#### Entries shown ####

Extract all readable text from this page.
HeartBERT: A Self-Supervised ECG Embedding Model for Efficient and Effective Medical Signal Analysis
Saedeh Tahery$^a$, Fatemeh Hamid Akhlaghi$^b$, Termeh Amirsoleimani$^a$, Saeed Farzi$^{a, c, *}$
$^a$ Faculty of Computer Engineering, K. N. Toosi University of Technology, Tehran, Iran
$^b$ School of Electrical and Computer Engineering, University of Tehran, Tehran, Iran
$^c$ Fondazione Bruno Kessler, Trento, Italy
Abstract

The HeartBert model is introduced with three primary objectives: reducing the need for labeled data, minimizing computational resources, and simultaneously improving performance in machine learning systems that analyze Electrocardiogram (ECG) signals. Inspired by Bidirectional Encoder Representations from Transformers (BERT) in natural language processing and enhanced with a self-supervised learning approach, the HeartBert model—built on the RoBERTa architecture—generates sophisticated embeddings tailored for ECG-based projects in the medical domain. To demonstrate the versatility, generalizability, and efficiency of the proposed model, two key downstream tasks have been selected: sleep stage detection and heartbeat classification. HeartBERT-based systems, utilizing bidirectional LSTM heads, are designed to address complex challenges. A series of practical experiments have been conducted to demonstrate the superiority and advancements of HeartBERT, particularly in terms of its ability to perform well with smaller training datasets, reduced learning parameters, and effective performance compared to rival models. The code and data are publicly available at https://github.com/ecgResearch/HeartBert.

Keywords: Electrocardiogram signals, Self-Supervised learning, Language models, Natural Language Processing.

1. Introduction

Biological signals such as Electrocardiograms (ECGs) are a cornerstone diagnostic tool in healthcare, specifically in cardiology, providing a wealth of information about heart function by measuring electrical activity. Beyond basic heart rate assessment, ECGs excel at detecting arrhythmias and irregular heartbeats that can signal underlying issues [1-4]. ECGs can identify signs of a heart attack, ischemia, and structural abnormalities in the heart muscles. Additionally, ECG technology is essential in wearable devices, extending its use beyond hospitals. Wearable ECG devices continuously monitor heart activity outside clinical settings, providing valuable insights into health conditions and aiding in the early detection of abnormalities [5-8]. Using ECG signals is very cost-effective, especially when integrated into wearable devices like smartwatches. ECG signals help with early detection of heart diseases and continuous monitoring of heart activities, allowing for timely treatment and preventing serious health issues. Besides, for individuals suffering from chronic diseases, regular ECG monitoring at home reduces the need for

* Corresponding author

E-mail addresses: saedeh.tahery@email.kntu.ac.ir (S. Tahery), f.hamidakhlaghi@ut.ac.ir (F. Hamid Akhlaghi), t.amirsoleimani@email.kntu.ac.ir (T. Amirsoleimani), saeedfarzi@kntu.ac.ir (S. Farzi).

####

### Your task
Pull every line containing the word "Farzi" out of the material.

### Exercise response
Saedeh Tahery$^a$, Fatemeh Hamid Akhlaghi$^b$, Termeh Amirsoleimani$^a$, Saeed Farzi$^{a, c, *}$
E-mail addresses: saedeh.tahery@email.kntu.ac.ir (S. Tahery), f.hamidakhlaghi@ut.ac.ir (F. Hamid Akhlaghi), t.amirsoleimani@email.kntu.ac.ir (T. Amirsoleimani), saeedfarzi@kntu.ac.ir (S. Farzi).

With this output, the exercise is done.